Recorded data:
● ● ● ● ●

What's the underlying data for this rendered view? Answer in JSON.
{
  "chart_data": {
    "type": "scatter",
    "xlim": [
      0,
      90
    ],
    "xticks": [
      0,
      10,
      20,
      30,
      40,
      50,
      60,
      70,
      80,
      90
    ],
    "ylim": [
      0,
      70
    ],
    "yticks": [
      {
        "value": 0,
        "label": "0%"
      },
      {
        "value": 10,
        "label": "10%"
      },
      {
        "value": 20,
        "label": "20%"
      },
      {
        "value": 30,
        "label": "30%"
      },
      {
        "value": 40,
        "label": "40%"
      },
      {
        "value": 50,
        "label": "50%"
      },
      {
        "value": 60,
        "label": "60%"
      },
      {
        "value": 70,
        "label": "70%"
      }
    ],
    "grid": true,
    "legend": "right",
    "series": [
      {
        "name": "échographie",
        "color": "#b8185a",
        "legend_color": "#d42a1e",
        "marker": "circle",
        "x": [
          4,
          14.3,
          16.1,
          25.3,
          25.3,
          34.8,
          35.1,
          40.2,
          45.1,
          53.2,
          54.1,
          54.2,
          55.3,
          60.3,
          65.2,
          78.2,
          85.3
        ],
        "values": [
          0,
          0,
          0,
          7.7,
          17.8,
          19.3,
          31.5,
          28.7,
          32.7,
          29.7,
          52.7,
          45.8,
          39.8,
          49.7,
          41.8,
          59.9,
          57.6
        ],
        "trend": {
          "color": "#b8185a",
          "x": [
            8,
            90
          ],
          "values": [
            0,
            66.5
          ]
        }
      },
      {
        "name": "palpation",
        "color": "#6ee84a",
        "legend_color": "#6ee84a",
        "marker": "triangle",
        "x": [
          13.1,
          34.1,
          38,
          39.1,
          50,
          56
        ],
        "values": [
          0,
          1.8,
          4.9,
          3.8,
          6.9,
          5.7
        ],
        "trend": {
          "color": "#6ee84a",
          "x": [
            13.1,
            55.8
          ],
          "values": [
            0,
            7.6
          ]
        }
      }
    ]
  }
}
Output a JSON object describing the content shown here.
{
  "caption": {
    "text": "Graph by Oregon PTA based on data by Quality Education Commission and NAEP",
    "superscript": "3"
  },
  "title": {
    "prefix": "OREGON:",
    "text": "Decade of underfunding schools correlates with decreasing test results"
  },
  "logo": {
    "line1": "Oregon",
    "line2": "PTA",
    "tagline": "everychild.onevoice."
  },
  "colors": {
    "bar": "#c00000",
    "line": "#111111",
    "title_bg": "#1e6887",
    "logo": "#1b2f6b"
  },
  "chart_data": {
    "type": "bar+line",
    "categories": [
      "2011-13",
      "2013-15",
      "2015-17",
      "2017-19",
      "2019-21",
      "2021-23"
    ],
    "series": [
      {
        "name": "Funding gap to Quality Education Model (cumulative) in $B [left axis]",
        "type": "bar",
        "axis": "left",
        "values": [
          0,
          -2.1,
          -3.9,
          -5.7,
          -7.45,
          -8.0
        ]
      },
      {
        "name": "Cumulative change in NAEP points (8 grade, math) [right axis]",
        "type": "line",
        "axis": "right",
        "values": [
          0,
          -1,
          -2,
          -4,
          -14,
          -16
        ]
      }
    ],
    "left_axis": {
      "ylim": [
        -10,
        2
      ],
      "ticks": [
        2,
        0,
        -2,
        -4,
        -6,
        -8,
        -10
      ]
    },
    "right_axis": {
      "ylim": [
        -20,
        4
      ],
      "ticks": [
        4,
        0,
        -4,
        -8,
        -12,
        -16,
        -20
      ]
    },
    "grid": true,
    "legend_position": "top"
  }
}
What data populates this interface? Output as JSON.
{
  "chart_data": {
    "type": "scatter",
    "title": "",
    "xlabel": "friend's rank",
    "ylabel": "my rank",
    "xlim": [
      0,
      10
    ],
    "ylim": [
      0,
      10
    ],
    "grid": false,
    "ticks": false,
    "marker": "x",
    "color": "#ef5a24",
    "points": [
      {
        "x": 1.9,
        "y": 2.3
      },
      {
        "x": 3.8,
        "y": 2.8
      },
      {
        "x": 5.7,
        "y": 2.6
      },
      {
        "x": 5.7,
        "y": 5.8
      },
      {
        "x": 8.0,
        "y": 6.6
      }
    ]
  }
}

● ● ● ● ●

GIVEN PROBLEM: Retype all of the material, keeping each line exact.

WRITTEN RESPONSE:
What's the underlying data for this rendered view? Answer in JSON.
{
  "chart_data": {
    "type": "scatter",
    "xlim": [
      0,
      90
    ],
    "xticks": [
      0,
      10,
      20,
      30,
      40,
      50,
      60,
      70,
      80,
      90
    ],
    "ylim": [
      0,
      70
    ],
    "yticks": [
      {
        "value": 0,
        "label": "0%"
      },
      {
        "value": 10,
        "label": "10%"
      },
      {
        "value": 20,
        "label": "20%"
      },
      {
        "value": 30,
        "label": "30%"
      },
      {
        "value": 40,
        "label": "40%"
      },
      {
        "value": 50,
        "label": "50%"
      },
      {
        "value": 60,
        "label": "60%"
      },
      {
        "value": 70,
        "label": "70%"
      }
    ],
    "grid": true,
    "legend": "right",
    "series": [
      {
        "name": "échographie",
        "color": "#b8185a",
        "legend_color": "#d42a1e",
        "marker": "circle",
        "x": [
          4,
          14.3,
          16.1,
          25.3,
          25.3,
          34.8,
          35.1,
          40.2,
          45.1,
          53.2,
          54.1,
          54.2,
          55.3,
          60.3,
          65.2,
          78.2,
          85.3
        ],
        "values": [
          0,
          0,
          0,
          7.7,
          17.8,
          19.3,
          31.5,
          28.7,
          32.7,
          29.7,
          52.7,
          45.8,
          39.8,
          49.7,
          41.8,
          59.9,
          57.6
        ],
        "trend": {
          "color": "#b8185a",
          "x": [
            8,
            90
          ],
          "values": [
            0,
            66.5
          ]
        }
      },
      {
        "name": "palpation",
        "color": "#6ee84a",
        "legend_color": "#6ee84a",
        "marker": "triangle",
        "x": [
          13.1,
          34.1,
          38,
          39.1,
          50,
          56
        ],
        "values": [
          0,
          1.8,
          4.9,
          3.8,
          6.9,
          5.7
        ],
        "trend": {
          "color": "#6ee84a",
          "x": [
            13.1,
            55.8
          ],
          "values": [
            0,
            7.6
          ]
        }
      }
    ]
  }
}
Output a JSON object describing the content shown here.
{
  "caption": {
    "text": "Graph by Oregon PTA based on data by Quality Education Commission and NAEP",
    "superscript": "3"
  },
  "title": {
    "prefix": "OREGON:",
    "text": "Decade of underfunding schools correlates with decreasing test results"
  },
  "logo": {
    "line1": "Oregon",
    "line2": "PTA",
    "tagline": "everychild.onevoice."
  },
  "colors": {
    "bar": "#c00000",
    "line": "#111111",
    "title_bg": "#1e6887",
    "logo": "#1b2f6b"
  },
  "chart_data": {
    "type": "bar+line",
    "categories": [
      "2011-13",
      "2013-15",
      "2015-17",
      "2017-19",
      "2019-21",
      "2021-23"
    ],
    "series": [
      {
        "name": "Funding gap to Quality Education Model (cumulative) in $B [left axis]",
        "type": "bar",
        "axis": "left",
        "values": [
          0,
          -2.1,
          -3.9,
          -5.7,
          -7.45,
          -8.0
        ]
      },
      {
        "name": "Cumulative change in NAEP points (8 grade, math) [right axis]",
        "type": "line",
        "axis": "right",
        "values": [
          0,
          -1,
          -2,
          -4,
          -14,
          -16
        ]
      }
    ],
    "left_axis": {
      "ylim": [
        -10,
        2
      ],
      "ticks": [
        2,
        0,
        -2,
        -4,
        -6,
        -8,
        -10
      ]
    },
    "right_axis": {
      "ylim": [
        -20,
        4
      ],
      "ticks": [
        4,
        0,
        -4,
        -8,
        -12,
        -16,
        -20
      ]
    },
    "grid": true,
    "legend_position": "top"
  }
}
What data populates this interface? Output as JSON.
{
  "chart_data": {
    "type": "scatter",
    "title": "",
    "xlabel": "friend's rank",
    "ylabel": "my rank",
    "xlim": [
      0,
      10
    ],
    "ylim": [
      0,
      10
    ],
    "grid": false,
    "ticks": false,
    "marker": "x",
    "color": "#ef5a24",
    "points": [
      {
        "x": 1.9,
        "y": 2.3
      },
      {
        "x": 3.8,
        "y": 2.8
      },
      {
        "x": 5.7,
        "y": 2.6
      },
      {
        "x": 5.7,
        "y": 5.8
      },
      {
        "x": 8.0,
        "y": 6.6
      }
    ]
  }
}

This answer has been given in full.